PASSAGE DU TEXTE »
* * * * * * *

Ébranlé par les récents référendums en Europe et au Canada, le CIO a décidé que les prochaines candidatures devront être soumises à un référendum local avant de pouvoir participer au processus d’octroi des Jeux olympiques.

Changements radicaux dans le processus d’octroi des Jeux olympiques

LAUSANNE — Des Jeux olympiques qui seront présentés dans plusieurs villes, ou encore plusieurs pays. Des candidatures qui seront régulièrement sollicitées. Des villes qui pourraient être recommandées, sans adversaire.

Des changements radicaux dans le processus de sélection d’une candidature pour l’obtention des Jeux olympiques ont été présentés mercredi. Ces démarches ont été entreprises par le Comité international olympique (CIO) dans l’espoir d’éviter les manchettes négatives, de se mettre à dos les contribuables à la suite d’échecs référendaires — comme ce fut le cas à Calgary l’automne dernier — et les dépenses excessives pour construire des éléphants blancs.

Ébranlé par les récents référendums en Europe et au Canada, le CIO a décidé que les prochaines candidatures devront être soumises à un référendum local avant de pouvoir participer au processus d’octroi des Jeux olympiques.

«Nous ne pouvons, comme je l’ai déjà mentionné, continuer d’être éclaboussés de la sorte», a déclaré le membre du CIO John Coates, en rappelant que des réformes avaient déjà été mises à l’essai dans le processus d’octroi des Jeux olympiques d’hiver de 2026.

* * * * * * *

DONNÉES ENREGISTRÉES »
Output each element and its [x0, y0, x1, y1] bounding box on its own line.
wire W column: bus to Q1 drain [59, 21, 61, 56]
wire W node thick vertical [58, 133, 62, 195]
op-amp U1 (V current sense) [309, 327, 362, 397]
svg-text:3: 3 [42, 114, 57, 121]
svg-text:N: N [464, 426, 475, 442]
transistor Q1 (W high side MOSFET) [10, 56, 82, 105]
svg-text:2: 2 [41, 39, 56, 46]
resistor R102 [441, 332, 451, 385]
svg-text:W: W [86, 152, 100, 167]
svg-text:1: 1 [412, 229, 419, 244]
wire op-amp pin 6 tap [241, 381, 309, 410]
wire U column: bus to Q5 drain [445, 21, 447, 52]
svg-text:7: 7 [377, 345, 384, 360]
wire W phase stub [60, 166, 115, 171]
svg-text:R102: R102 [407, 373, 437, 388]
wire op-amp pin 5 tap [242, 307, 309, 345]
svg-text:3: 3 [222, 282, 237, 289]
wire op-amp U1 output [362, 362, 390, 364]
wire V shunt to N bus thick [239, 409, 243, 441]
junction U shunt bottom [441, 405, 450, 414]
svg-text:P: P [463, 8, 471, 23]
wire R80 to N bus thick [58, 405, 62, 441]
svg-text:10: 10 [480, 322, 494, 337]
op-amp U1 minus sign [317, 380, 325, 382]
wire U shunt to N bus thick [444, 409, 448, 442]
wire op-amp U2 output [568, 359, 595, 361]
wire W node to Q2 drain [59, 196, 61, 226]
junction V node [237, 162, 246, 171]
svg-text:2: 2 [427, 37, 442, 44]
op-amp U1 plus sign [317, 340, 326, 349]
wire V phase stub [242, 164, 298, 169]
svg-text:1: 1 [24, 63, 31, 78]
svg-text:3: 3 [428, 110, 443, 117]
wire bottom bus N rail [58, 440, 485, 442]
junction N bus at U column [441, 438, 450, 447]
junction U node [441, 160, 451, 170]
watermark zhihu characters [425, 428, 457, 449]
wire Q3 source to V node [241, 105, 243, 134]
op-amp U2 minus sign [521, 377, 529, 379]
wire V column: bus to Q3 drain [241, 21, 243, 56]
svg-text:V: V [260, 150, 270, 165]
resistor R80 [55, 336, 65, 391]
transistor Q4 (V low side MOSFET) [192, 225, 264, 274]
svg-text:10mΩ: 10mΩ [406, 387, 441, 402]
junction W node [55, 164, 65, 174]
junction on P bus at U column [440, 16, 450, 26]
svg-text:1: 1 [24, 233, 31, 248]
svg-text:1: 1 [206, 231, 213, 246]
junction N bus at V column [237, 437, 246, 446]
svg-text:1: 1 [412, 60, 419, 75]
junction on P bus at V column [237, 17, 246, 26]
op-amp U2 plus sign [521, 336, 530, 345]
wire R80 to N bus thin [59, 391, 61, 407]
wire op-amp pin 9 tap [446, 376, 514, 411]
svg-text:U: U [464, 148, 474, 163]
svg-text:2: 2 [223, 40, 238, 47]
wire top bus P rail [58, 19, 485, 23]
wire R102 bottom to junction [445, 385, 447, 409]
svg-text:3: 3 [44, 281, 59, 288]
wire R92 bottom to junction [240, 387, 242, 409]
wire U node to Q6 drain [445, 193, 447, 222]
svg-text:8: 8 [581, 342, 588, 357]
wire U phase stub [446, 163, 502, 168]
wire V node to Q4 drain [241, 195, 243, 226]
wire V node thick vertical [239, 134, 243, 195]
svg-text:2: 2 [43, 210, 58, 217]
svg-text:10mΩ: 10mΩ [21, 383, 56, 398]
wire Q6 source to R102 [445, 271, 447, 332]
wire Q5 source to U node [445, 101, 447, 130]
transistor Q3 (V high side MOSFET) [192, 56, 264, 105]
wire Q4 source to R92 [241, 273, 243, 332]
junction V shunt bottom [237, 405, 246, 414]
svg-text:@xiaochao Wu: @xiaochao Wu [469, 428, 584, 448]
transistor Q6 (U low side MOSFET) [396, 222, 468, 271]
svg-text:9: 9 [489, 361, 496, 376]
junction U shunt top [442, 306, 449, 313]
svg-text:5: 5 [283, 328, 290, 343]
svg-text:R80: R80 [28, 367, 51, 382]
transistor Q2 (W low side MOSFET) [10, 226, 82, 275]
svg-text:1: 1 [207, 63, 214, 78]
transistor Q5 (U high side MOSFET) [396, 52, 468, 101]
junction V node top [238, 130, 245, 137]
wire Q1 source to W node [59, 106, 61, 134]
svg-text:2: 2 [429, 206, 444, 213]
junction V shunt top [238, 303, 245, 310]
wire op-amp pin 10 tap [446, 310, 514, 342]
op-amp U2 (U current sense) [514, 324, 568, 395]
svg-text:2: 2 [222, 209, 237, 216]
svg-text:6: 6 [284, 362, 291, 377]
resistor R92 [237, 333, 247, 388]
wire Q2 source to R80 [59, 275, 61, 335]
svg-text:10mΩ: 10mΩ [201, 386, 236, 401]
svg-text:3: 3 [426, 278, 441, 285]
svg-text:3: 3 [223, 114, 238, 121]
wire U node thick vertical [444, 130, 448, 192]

* * * * * * *

SÉRIE DE TÂCHES »
a. D'après le texte sur la réforme de l'octroi des Jeux olympiques, à quoi les prochaines candidatures devront-elles être soumises avant de pouvoir participer au processus ?
b. Rédigez la suite du texte sur la réforme de l'octroi des Jeux olympiques, à partir de sa dernière phrase.
Les enregistrements constituent un matériau distinct, indépendant du texte.

RÉPONSES AUX EXERCICES »
a. À un référendum local.

b.
Lundi, la candidature de Milan-Cortina d’Ampezzo, dans le nord de l’Italie, a vaincu celle de Stockholm-Äre, laquelle comprenait un partenariat entre la Suède et la Lettonie pour l’utilisation de sa piste de bobsleigh. Toutefois, pendant le processus d’octroi, les appuis des gouvernements municipaux et nationaux ont été mis à rude épreuve.

Les éventuelles villes qui souhaitent présenter leur candidature pour l’obtention des Jeux olympiques devront inclure dans leur projet des installations qui existent déjà ou qui seront temporaires, et seront encouragées à éviter les projets de construction faramineux.

Une nouvelle campagne promotionnelle plus flexible, avec de nouveaux échéanciers, entraînera également l’abolition d’un règlement qui stipule que la ville candidate doit être choisie sept ans avant la tenue des Jeux olympiques d’été ou d’hiver.

Ce règlement a déjà été contourné en 2017, lorsque la ville de Los Angeles a été sélectionnée 11 ans avant la présentation des Jeux olympiques d’été de 2028.

Peut-être pas d’élection

Le nouveau processus d’octroi entraînera la création de nouveaux comités olympiques — un pour les Jeux d’été, l’autre pour ceux d’hiver —, qui seront responsables de recommander une candidature ou plus pour une élection.

Cette décision s’inscrit dans la volonté du président du CIO Thomas Bach d’éviter de faire «trop de perdants» — une phrase qui avait été dite pour la première fois lors du processus d’octroi des Jeux de 2024, au cours duquel deux villes ont été récompensées. Paris a reçu ceux de 2024, et Los Angeles ceux de 2028.

Ces nouveaux comités pourront «discuter de manière ininterrompue» avec des comités organisateurs potentiels, ou même entamer des discussions de leur propre chef avec des villes intéressantes aux yeux du CIO. Ces nouveaux comités relèveront directement du comité exécutif — sur lequel siège Bach — , qui aura la responsabilité de sélectionner ses membres.

Coates a ajouté que l’objectif de ce processus est de «développer un réseau continu» de candidatures, qui ira même au-delà du processus d’octroi des prochains Jeux olympiques.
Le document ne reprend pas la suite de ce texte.